Exercise instructions:
Below are some records. Pull every line that contains the word "header".

Exercise materials:
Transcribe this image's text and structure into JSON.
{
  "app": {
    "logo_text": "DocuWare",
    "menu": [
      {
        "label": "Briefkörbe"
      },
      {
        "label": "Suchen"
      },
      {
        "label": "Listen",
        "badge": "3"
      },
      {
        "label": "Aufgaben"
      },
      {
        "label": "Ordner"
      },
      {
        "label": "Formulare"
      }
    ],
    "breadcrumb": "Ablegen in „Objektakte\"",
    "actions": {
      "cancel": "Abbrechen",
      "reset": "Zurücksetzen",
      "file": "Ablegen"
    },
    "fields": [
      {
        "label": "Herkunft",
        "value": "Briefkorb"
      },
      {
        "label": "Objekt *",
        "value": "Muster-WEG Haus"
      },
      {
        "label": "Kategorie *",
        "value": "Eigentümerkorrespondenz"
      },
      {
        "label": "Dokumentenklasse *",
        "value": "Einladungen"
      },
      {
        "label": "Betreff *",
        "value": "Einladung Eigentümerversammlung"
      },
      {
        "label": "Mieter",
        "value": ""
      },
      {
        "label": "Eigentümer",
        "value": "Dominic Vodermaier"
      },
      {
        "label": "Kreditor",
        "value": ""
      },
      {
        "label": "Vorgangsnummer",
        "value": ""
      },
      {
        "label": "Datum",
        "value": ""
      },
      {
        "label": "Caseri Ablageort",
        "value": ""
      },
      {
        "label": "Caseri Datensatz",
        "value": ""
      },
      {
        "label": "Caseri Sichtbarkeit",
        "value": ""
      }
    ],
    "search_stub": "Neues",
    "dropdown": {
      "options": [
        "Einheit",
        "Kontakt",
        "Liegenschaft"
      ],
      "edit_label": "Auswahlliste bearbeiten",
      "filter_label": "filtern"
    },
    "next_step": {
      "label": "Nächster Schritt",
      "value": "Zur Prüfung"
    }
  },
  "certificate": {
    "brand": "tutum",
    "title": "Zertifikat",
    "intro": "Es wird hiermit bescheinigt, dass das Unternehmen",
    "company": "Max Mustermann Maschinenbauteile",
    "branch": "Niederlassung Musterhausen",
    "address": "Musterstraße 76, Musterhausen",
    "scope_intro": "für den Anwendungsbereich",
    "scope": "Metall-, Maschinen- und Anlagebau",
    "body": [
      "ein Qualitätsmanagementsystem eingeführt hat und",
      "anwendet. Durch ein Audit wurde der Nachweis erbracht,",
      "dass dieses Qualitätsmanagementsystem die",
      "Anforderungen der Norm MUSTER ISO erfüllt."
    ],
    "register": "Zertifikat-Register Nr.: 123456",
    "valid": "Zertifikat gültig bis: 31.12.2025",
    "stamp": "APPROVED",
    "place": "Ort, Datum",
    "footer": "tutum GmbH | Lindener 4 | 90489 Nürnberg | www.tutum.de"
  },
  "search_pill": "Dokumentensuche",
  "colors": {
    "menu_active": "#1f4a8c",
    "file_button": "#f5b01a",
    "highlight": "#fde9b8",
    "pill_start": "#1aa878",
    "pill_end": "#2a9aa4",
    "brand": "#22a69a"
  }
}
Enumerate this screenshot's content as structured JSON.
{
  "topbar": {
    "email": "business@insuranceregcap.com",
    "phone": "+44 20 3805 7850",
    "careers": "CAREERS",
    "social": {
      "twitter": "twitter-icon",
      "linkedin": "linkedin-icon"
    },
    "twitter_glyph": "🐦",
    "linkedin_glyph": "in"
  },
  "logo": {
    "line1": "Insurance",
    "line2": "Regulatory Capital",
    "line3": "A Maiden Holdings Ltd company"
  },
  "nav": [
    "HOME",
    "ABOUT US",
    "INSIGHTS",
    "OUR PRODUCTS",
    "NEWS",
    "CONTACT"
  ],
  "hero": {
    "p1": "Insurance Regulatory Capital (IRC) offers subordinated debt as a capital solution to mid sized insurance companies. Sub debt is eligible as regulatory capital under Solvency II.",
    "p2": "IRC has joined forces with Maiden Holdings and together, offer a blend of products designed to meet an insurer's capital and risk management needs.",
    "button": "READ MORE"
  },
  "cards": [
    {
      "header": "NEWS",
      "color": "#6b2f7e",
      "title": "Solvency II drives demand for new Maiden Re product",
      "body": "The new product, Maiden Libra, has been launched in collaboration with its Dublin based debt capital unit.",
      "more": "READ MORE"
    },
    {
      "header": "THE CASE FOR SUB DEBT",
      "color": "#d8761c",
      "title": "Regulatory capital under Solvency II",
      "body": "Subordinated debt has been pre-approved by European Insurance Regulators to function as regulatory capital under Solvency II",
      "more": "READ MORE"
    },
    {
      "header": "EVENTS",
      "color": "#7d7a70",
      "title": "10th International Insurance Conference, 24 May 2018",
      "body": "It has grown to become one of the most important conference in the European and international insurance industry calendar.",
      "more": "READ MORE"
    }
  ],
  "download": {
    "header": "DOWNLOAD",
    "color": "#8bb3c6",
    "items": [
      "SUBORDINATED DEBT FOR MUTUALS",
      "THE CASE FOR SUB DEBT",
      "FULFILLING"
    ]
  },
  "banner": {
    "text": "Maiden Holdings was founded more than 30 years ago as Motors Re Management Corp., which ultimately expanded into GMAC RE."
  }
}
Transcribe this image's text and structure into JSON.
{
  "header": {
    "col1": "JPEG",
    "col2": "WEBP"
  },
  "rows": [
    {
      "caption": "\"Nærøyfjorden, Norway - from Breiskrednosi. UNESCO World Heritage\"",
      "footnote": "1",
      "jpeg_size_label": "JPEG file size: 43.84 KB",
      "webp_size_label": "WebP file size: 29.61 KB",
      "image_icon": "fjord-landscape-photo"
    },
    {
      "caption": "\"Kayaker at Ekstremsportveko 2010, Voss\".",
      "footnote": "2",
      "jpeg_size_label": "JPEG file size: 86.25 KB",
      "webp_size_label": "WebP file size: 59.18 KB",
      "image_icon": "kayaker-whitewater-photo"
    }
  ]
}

Problem solution:
      "header": "NEWS",
      "header": "THE CASE FOR SUB DEBT",
      "header": "EVENTS",
    "header": "DOWNLOAD",
  "header": {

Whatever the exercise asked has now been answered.